Record set:
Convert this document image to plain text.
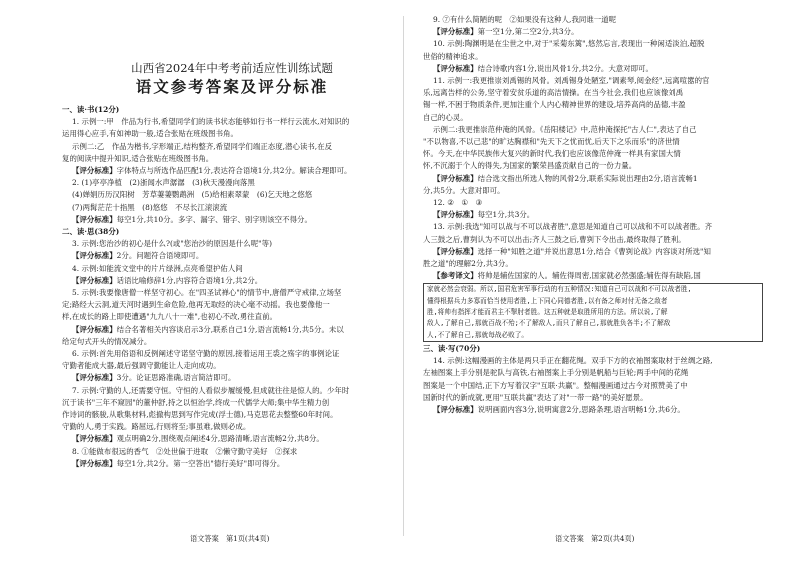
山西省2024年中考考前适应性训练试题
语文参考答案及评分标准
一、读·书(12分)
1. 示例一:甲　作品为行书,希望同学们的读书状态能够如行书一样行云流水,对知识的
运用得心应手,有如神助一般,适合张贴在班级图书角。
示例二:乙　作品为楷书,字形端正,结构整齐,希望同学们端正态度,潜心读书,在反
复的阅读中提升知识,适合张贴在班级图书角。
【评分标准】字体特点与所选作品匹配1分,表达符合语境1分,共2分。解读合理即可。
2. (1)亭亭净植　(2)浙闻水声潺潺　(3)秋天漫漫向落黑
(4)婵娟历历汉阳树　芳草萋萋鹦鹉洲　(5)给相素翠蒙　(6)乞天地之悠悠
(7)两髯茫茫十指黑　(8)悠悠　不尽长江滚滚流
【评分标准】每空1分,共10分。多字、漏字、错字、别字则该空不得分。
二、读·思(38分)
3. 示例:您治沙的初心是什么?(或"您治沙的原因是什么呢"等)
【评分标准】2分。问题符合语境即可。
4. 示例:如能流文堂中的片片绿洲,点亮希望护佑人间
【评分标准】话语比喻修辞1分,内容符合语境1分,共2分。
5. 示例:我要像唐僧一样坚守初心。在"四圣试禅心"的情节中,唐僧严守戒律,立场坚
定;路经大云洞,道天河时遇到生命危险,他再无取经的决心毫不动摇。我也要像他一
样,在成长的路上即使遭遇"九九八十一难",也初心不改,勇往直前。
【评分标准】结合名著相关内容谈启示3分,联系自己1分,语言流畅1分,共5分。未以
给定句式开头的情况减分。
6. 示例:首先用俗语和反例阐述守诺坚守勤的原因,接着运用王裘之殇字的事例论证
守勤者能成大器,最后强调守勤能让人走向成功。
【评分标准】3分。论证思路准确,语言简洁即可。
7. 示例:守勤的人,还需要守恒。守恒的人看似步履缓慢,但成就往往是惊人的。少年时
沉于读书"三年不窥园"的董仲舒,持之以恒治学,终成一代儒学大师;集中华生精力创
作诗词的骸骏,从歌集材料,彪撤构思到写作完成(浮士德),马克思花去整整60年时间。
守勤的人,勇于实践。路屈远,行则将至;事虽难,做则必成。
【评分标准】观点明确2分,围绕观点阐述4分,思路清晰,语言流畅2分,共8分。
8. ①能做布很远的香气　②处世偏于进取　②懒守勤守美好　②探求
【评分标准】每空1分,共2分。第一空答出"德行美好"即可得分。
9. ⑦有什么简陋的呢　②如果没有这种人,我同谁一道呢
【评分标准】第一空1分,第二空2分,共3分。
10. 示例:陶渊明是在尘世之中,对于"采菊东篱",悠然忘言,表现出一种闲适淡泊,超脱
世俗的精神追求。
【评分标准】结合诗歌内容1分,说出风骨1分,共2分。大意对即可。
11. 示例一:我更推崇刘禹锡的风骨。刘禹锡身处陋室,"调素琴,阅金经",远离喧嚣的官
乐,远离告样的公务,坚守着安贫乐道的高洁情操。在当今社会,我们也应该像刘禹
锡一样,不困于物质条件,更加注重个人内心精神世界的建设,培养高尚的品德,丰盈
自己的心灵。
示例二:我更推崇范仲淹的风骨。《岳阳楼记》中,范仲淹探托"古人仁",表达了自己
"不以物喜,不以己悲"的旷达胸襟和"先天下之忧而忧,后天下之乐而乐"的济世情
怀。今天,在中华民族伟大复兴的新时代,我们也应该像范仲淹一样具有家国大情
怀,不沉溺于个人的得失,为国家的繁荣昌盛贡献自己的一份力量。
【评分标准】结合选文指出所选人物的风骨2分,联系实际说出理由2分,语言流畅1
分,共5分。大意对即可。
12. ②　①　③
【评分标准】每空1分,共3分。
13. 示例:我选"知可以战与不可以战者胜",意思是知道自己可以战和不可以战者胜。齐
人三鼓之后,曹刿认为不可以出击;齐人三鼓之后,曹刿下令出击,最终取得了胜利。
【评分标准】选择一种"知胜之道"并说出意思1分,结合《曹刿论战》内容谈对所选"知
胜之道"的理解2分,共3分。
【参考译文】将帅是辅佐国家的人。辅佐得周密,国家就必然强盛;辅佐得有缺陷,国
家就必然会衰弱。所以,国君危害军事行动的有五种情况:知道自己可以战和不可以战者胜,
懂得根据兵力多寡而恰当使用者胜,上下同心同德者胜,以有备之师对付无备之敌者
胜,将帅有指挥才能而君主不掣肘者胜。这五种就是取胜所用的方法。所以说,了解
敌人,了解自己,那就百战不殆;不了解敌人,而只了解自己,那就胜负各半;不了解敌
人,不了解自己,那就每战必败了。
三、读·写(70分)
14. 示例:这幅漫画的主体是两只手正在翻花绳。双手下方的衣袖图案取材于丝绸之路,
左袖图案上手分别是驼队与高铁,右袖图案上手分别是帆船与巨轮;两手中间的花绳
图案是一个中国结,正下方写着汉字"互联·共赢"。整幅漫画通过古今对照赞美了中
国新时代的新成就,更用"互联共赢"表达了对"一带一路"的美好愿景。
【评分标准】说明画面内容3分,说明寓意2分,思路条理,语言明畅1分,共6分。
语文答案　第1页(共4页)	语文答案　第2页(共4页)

==

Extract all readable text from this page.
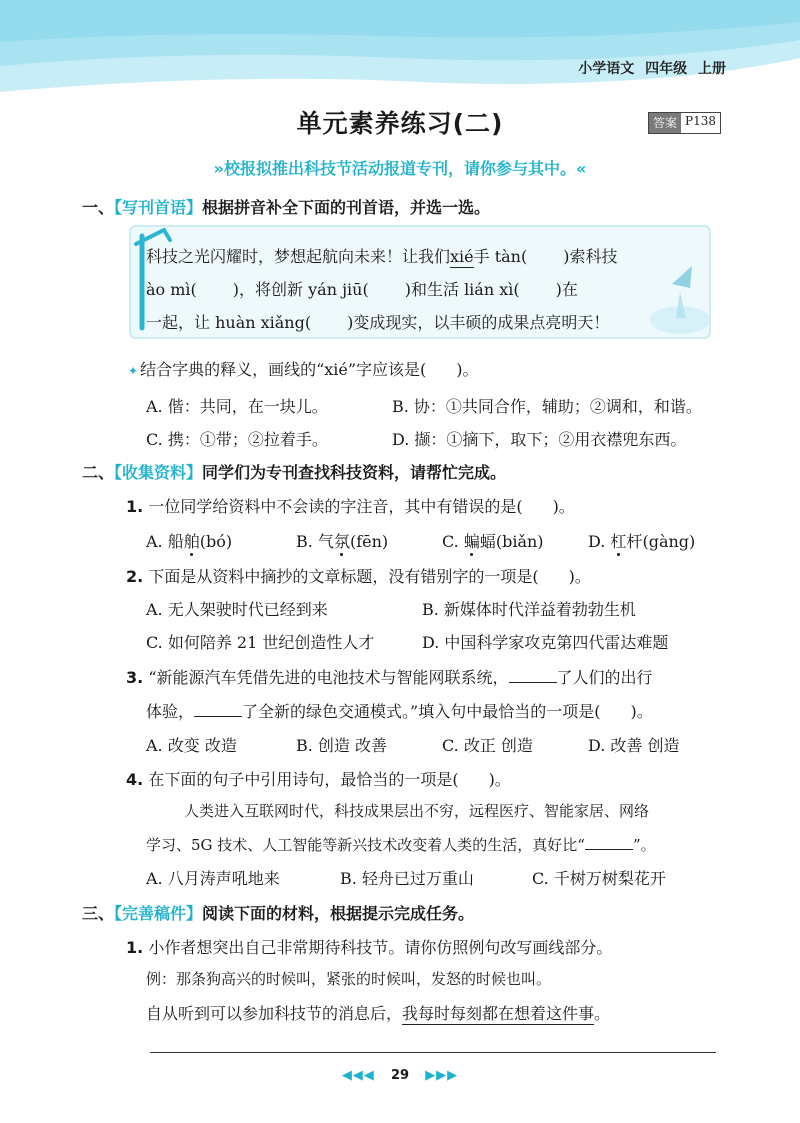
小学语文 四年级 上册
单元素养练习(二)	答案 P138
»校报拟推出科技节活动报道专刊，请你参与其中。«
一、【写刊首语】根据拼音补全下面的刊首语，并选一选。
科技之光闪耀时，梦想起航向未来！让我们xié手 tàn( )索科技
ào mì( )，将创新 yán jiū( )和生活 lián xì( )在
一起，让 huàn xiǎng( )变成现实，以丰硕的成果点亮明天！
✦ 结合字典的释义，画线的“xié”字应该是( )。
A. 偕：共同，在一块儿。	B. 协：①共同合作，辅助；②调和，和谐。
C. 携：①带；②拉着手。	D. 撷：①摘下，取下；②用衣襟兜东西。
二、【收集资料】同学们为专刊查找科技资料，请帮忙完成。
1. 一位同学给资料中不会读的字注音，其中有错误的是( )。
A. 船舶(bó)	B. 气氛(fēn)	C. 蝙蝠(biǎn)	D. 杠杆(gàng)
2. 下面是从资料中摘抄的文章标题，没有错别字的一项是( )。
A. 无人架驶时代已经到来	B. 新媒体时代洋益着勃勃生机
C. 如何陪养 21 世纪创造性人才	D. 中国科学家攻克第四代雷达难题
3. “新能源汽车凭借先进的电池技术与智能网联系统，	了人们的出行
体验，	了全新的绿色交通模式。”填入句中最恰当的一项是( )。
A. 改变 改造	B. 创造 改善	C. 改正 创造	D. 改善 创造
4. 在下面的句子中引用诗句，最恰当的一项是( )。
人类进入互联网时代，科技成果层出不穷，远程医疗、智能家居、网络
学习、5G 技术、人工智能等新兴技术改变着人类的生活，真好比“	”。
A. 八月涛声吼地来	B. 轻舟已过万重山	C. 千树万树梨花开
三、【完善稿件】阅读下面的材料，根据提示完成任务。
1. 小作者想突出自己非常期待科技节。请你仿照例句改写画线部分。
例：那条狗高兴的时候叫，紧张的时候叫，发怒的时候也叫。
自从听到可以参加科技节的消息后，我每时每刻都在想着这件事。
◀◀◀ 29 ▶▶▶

Directions for this task: List each line of the records that holds the string "text".

Complete answer:
Convert this document image to plain text.
Extract all readable text from this page.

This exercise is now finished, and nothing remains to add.